BRIEF —
Give the listing again in full, exactly as written.

SUPPLIED DATA —
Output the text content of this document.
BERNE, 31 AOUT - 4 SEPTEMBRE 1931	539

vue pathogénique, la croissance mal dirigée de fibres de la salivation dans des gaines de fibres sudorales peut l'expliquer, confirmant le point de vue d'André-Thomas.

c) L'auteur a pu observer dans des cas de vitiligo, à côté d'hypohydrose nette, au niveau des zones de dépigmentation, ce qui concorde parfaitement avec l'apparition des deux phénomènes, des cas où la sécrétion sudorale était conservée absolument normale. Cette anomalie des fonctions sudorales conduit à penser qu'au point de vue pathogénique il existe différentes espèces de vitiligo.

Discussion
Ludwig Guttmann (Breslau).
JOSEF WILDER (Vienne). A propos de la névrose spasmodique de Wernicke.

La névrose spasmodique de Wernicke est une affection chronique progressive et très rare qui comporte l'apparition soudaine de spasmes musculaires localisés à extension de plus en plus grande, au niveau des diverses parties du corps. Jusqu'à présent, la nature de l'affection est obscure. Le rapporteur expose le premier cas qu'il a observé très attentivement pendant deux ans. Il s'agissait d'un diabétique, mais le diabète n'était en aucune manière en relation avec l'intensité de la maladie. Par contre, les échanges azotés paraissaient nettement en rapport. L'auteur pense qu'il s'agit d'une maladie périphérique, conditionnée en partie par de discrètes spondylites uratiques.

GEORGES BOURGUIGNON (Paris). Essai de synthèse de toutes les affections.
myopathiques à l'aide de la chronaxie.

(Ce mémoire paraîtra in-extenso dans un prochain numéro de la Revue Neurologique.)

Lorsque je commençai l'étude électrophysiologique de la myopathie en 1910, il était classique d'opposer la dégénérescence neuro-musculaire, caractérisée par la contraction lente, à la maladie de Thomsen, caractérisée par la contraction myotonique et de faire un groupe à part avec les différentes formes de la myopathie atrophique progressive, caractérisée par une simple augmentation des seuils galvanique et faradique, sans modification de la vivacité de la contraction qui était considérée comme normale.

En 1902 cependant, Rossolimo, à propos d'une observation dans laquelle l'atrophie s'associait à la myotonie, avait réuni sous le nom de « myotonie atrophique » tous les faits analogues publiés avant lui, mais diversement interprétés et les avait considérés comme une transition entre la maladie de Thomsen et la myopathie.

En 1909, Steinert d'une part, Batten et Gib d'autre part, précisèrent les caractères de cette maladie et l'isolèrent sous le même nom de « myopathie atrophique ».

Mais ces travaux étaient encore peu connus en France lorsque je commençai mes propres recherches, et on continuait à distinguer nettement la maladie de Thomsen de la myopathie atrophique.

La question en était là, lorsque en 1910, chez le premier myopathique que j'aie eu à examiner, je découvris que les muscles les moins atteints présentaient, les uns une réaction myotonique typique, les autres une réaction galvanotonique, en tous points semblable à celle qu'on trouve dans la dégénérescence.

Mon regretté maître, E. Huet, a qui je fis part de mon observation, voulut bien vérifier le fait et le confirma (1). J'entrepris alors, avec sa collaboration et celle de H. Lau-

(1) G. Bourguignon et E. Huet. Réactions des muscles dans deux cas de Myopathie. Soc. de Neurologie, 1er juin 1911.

SOLVED PROBLEM —
Output the text content of this document.
BERNE, 31 AOUT - 4 SEPTEMBRE 1931	539

vue pathogénique, la croissance mal dirigée de fibres de la salivation dans des gaines de fibres sudorales peut l'expliquer, confirmant le point de vue d'André-Thomas.

c) L'auteur a pu observer dans des cas de vitiligo, à côté d'hypohydrose nette, au niveau des zones de dépigmentation, ce qui concorde parfaitement avec l'apparition des deux phénomènes, des cas où la sécrétion sudorale était conservée absolument normale. Cette anomalie des fonctions sudorales conduit à penser qu'au point de vue pathogénique il existe différentes espèces de vitiligo.

Discussion
Ludwig Guttmann (Breslau).
JOSEF WILDER (Vienne). A propos de la névrose spasmodique de Wernicke.

La névrose spasmodique de Wernicke est une affection chronique progressive et très rare qui comporte l'apparition soudaine de spasmes musculaires localisés à extension de plus en plus grande, au niveau des diverses parties du corps. Jusqu'à présent, la nature de l'affection est obscure. Le rapporteur expose le premier cas qu'il a observé très attentivement pendant deux ans. Il s'agissait d'un diabétique, mais le diabète n'était en aucune manière en relation avec l'intensité de la maladie. Par contre, les échanges azotés paraissaient nettement en rapport. L'auteur pense qu'il s'agit d'une maladie périphérique, conditionnée en partie par de discrètes spondylites uratiques.

GEORGES BOURGUIGNON (Paris). Essai de synthèse de toutes les affections.
myopathiques à l'aide de la chronaxie.

(Ce mémoire paraîtra in-extenso dans un prochain numéro de la Revue Neurologique.)

Lorsque je commençai l'étude électrophysiologique de la myopathie en 1910, il était classique d'opposer la dégénérescence neuro-musculaire, caractérisée par la contraction lente, à la maladie de Thomsen, caractérisée par la contraction myotonique et de faire un groupe à part avec les différentes formes de la myopathie atrophique progressive, caractérisée par une simple augmentation des seuils galvanique et faradique, sans modification de la vivacité de la contraction qui était considérée comme normale.

En 1902 cependant, Rossolimo, à propos d'une observation dans laquelle l'atrophie s'associait à la myotonie, avait réuni sous le nom de « myotonie atrophique » tous les faits analogues publiés avant lui, mais diversement interprétés et les avait considérés comme une transition entre la maladie de Thomsen et la myopathie.

En 1909, Steinert d'une part, Batten et Gib d'autre part, précisèrent les caractères de cette maladie et l'isolèrent sous le même nom de « myopathie atrophique ».

Mais ces travaux étaient encore peu connus en France lorsque je commençai mes propres recherches, et on continuait à distinguer nettement la maladie de Thomsen de la myopathie atrophique.

La question en était là, lorsque en 1910, chez le premier myopathique que j'aie eu à examiner, je découvris que les muscles les moins atteints présentaient, les uns une réaction myotonique typique, les autres une réaction galvanotonique, en tous points semblable à celle qu'on trouve dans la dégénérescence.

Mon regretté maître, E. Huet, a qui je fis part de mon observation, voulut bien vérifier le fait et le confirma (1). J'entrepris alors, avec sa collaboration et celle de H. Lau-

(1) G. Bourguignon et E. Huet. Réactions des muscles dans deux cas de Myopathie. Soc. de Neurologie, 1er juin 1911.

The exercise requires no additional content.